- Task instructions -
Write out the data below in full. Keep it exact.

- Records for processing -

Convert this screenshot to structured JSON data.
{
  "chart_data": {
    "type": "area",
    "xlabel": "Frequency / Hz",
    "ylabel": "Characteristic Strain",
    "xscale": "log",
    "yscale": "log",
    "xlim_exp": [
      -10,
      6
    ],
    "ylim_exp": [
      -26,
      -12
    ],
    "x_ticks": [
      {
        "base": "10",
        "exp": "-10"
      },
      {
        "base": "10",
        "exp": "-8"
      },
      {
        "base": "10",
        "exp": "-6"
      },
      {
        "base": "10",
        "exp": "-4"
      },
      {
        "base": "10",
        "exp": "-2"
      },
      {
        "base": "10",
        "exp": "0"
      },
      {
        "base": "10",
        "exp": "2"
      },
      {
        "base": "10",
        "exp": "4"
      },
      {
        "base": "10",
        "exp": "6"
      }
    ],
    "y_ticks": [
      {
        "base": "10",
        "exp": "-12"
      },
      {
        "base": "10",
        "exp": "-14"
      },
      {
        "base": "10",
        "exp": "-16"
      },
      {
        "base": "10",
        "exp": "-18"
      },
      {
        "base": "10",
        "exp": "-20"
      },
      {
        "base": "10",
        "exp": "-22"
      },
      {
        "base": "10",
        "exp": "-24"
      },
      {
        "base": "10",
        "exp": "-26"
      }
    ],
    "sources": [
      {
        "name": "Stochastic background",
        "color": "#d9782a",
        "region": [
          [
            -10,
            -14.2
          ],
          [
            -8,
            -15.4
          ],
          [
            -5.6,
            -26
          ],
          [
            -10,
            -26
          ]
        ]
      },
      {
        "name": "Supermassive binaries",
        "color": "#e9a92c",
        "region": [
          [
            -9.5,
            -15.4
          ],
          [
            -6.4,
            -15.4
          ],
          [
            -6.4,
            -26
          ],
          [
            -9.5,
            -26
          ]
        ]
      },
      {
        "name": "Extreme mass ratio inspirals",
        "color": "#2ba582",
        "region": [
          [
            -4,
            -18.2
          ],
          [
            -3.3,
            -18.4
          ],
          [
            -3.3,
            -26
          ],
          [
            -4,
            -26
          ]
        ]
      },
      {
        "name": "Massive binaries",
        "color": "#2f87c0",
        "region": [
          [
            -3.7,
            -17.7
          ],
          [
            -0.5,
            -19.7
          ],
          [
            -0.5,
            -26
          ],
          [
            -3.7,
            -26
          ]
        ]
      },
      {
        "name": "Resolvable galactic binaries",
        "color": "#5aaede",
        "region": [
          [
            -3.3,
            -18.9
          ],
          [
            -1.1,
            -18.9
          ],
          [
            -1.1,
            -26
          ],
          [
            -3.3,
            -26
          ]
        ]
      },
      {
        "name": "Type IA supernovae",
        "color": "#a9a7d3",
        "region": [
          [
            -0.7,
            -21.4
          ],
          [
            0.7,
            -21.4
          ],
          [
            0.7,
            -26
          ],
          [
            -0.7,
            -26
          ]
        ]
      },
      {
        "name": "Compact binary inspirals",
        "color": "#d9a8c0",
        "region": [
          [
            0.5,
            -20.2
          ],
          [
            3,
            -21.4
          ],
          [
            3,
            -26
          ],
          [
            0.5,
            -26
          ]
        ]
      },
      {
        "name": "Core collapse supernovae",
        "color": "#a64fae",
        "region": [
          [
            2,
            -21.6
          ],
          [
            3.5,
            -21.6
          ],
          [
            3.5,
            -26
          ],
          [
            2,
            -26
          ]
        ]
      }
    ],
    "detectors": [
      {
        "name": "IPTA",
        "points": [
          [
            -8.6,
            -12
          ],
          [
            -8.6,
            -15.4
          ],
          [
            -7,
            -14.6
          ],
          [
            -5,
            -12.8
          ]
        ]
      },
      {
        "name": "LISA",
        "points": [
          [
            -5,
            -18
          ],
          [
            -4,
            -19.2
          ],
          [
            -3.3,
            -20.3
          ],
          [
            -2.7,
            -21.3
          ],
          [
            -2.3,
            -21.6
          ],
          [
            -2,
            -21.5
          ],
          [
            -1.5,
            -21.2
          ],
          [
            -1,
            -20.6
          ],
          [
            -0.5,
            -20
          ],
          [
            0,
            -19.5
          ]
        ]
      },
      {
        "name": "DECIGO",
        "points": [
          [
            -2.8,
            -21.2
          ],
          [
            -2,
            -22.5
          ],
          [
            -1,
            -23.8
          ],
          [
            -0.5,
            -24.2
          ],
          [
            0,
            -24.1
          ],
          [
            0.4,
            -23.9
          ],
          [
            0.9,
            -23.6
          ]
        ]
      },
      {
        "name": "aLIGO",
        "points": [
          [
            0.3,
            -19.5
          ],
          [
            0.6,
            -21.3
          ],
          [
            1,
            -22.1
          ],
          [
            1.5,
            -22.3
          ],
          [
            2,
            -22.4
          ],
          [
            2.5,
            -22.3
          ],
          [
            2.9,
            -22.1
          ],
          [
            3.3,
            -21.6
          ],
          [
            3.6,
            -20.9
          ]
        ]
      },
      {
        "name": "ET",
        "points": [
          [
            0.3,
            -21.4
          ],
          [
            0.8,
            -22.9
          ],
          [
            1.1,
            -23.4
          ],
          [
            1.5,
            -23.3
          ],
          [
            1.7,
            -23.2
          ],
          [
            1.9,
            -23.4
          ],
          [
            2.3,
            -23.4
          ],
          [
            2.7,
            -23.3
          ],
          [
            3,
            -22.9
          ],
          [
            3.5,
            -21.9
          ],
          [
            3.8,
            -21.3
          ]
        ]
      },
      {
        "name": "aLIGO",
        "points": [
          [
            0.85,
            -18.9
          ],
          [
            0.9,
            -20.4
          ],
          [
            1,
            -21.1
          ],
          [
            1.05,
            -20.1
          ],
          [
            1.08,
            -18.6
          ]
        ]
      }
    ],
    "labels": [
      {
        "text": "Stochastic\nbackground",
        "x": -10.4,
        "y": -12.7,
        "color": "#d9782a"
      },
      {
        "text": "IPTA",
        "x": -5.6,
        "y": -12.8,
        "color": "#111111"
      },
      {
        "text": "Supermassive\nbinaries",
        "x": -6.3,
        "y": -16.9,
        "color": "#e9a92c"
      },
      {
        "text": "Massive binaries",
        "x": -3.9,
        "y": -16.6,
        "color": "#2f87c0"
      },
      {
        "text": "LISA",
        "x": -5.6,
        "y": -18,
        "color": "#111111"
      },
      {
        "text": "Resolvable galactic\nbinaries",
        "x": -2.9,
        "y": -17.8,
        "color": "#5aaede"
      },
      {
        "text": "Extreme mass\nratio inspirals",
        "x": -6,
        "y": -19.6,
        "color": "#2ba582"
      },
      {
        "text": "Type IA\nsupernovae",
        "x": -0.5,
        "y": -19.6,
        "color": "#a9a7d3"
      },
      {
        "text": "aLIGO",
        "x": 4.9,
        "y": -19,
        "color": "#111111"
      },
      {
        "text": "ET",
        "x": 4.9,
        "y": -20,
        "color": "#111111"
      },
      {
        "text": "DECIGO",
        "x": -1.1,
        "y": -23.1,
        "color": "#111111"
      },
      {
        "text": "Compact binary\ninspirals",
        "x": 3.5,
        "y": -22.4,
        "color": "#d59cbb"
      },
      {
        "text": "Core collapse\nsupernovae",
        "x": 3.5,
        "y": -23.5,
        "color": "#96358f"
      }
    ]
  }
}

- Reply -
Convert this screenshot to structured JSON data.
{
  "chart_data": {
    "type": "area",
    "xlabel": "Frequency / Hz",
    "ylabel": "Characteristic Strain",
    "xscale": "log",
    "yscale": "log",
    "xlim_exp": [
      -10,
      6
    ],
    "ylim_exp": [
      -26,
      -12
    ],
    "x_ticks": [
      {
        "base": "10",
        "exp": "-10"
      },
      {
        "base": "10",
        "exp": "-8"
      },
      {
        "base": "10",
        "exp": "-6"
      },
      {
        "base": "10",
        "exp": "-4"
      },
      {
        "base": "10",
        "exp": "-2"
      },
      {
        "base": "10",
        "exp": "0"
      },
      {
        "base": "10",
        "exp": "2"
      },
      {
        "base": "10",
        "exp": "4"
      },
      {
        "base": "10",
        "exp": "6"
      }
    ],
    "y_ticks": [
      {
        "base": "10",
        "exp": "-12"
      },
      {
        "base": "10",
        "exp": "-14"
      },
      {
        "base": "10",
        "exp": "-16"
      },
      {
        "base": "10",
        "exp": "-18"
      },
      {
        "base": "10",
        "exp": "-20"
      },
      {
        "base": "10",
        "exp": "-22"
      },
      {
        "base": "10",
        "exp": "-24"
      },
      {
        "base": "10",
        "exp": "-26"
      }
    ],
    "sources": [
      {
        "name": "Stochastic background",
        "color": "#d9782a",
        "region": [
          [
            -10,
            -14.2
          ],
          [
            -8,
            -15.4
          ],
          [
            -5.6,
            -26
          ],
          [
            -10,
            -26
          ]
        ]
      },
      {
        "name": "Supermassive binaries",
        "color": "#e9a92c",
        "region": [
          [
            -9.5,
            -15.4
          ],
          [
            -6.4,
            -15.4
          ],
          [
            -6.4,
            -26
          ],
          [
            -9.5,
            -26
          ]
        ]
      },
      {
        "name": "Extreme mass ratio inspirals",
        "color": "#2ba582",
        "region": [
          [
            -4,
            -18.2
          ],
          [
            -3.3,
            -18.4
          ],
          [
            -3.3,
            -26
          ],
          [
            -4,
            -26
          ]
        ]
      },
      {
        "name": "Massive binaries",
        "color": "#2f87c0",
        "region": [
          [
            -3.7,
            -17.7
          ],
          [
            -0.5,
            -19.7
          ],
          [
            -0.5,
            -26
          ],
          [
            -3.7,
            -26
          ]
        ]
      },
      {
        "name": "Resolvable galactic binaries",
        "color": "#5aaede",
        "region": [
          [
            -3.3,
            -18.9
          ],
          [
            -1.1,
            -18.9
          ],
          [
            -1.1,
            -26
          ],
          [
            -3.3,
            -26
          ]
        ]
      },
      {
        "name": "Type IA supernovae",
        "color": "#a9a7d3",
        "region": [
          [
            -0.7,
            -21.4
          ],
          [
            0.7,
            -21.4
          ],
          [
            0.7,
            -26
          ],
          [
            -0.7,
            -26
          ]
        ]
      },
      {
        "name": "Compact binary inspirals",
        "color": "#d9a8c0",
        "region": [
          [
            0.5,
            -20.2
          ],
          [
            3,
            -21.4
          ],
          [
            3,
            -26
          ],
          [
            0.5,
            -26
          ]
        ]
      },
      {
        "name": "Core collapse supernovae",
        "color": "#a64fae",
        "region": [
          [
            2,
            -21.6
          ],
          [
            3.5,
            -21.6
          ],
          [
            3.5,
            -26
          ],
          [
            2,
            -26
          ]
        ]
      }
    ],
    "detectors": [
      {
        "name": "IPTA",
        "points": [
          [
            -8.6,
            -12
          ],
          [
            -8.6,
            -15.4
          ],
          [
            -7,
            -14.6
          ],
          [
            -5,
            -12.8
          ]
        ]
      },
      {
        "name": "LISA",
        "points": [
          [
            -5,
            -18
          ],
          [
            -4,
            -19.2
          ],
          [
            -3.3,
            -20.3
          ],
          [
            -2.7,
            -21.3
          ],
          [
            -2.3,
            -21.6
          ],
          [
            -2,
            -21.5
          ],
          [
            -1.5,
            -21.2
          ],
          [
            -1,
            -20.6
          ],
          [
            -0.5,
            -20
          ],
          [
            0,
            -19.5
          ]
        ]
      },
      {
        "name": "DECIGO",
        "points": [
          [
            -2.8,
            -21.2
          ],
          [
            -2,
            -22.5
          ],
          [
            -1,
            -23.8
          ],
          [
            -0.5,
            -24.2
          ],
          [
            0,
            -24.1
          ],
          [
            0.4,
            -23.9
          ],
          [
            0.9,
            -23.6
          ]
        ]
      },
      {
        "name": "aLIGO",
        "points": [
          [
            0.3,
            -19.5
          ],
          [
            0.6,
            -21.3
          ],
          [
            1,
            -22.1
          ],
          [
            1.5,
            -22.3
          ],
          [
            2,
            -22.4
          ],
          [
            2.5,
            -22.3
          ],
          [
            2.9,
            -22.1
          ],
          [
            3.3,
            -21.6
          ],
          [
            3.6,
            -20.9
          ]
        ]
      },
      {
        "name": "ET",
        "points": [
          [
            0.3,
            -21.4
          ],
          [
            0.8,
            -22.9
          ],
          [
            1.1,
            -23.4
          ],
          [
            1.5,
            -23.3
          ],
          [
            1.7,
            -23.2
          ],
          [
            1.9,
            -23.4
          ],
          [
            2.3,
            -23.4
          ],
          [
            2.7,
            -23.3
          ],
          [
            3,
            -22.9
          ],
          [
            3.5,
            -21.9
          ],
          [
            3.8,
            -21.3
          ]
        ]
      },
      {
        "name": "aLIGO",
        "points": [
          [
            0.85,
            -18.9
          ],
          [
            0.9,
            -20.4
          ],
          [
            1,
            -21.1
          ],
          [
            1.05,
            -20.1
          ],
          [
            1.08,
            -18.6
          ]
        ]
      }
    ],
    "labels": [
      {
        "text": "Stochastic\nbackground",
        "x": -10.4,
        "y": -12.7,
        "color": "#d9782a"
      },
      {
        "text": "IPTA",
        "x": -5.6,
        "y": -12.8,
        "color": "#111111"
      },
      {
        "text": "Supermassive\nbinaries",
        "x": -6.3,
        "y": -16.9,
        "color": "#e9a92c"
      },
      {
        "text": "Massive binaries",
        "x": -3.9,
        "y": -16.6,
        "color": "#2f87c0"
      },
      {
        "text": "LISA",
        "x": -5.6,
        "y": -18,
        "color": "#111111"
      },
      {
        "text": "Resolvable galactic\nbinaries",
        "x": -2.9,
        "y": -17.8,
        "color": "#5aaede"
      },
      {
        "text": "Extreme mass\nratio inspirals",
        "x": -6,
        "y": -19.6,
        "color": "#2ba582"
      },
      {
        "text": "Type IA\nsupernovae",
        "x": -0.5,
        "y": -19.6,
        "color": "#a9a7d3"
      },
      {
        "text": "aLIGO",
        "x": 4.9,
        "y": -19,
        "color": "#111111"
      },
      {
        "text": "ET",
        "x": 4.9,
        "y": -20,
        "color": "#111111"
      },
      {
        "text": "DECIGO",
        "x": -1.1,
        "y": -23.1,
        "color": "#111111"
      },
      {
        "text": "Compact binary\ninspirals",
        "x": 3.5,
        "y": -22.4,
        "color": "#d59cbb"
      },
      {
        "text": "Core collapse\nsupernovae",
        "x": 3.5,
        "y": -23.5,
        "color": "#96358f"
      }
    ]
  }
}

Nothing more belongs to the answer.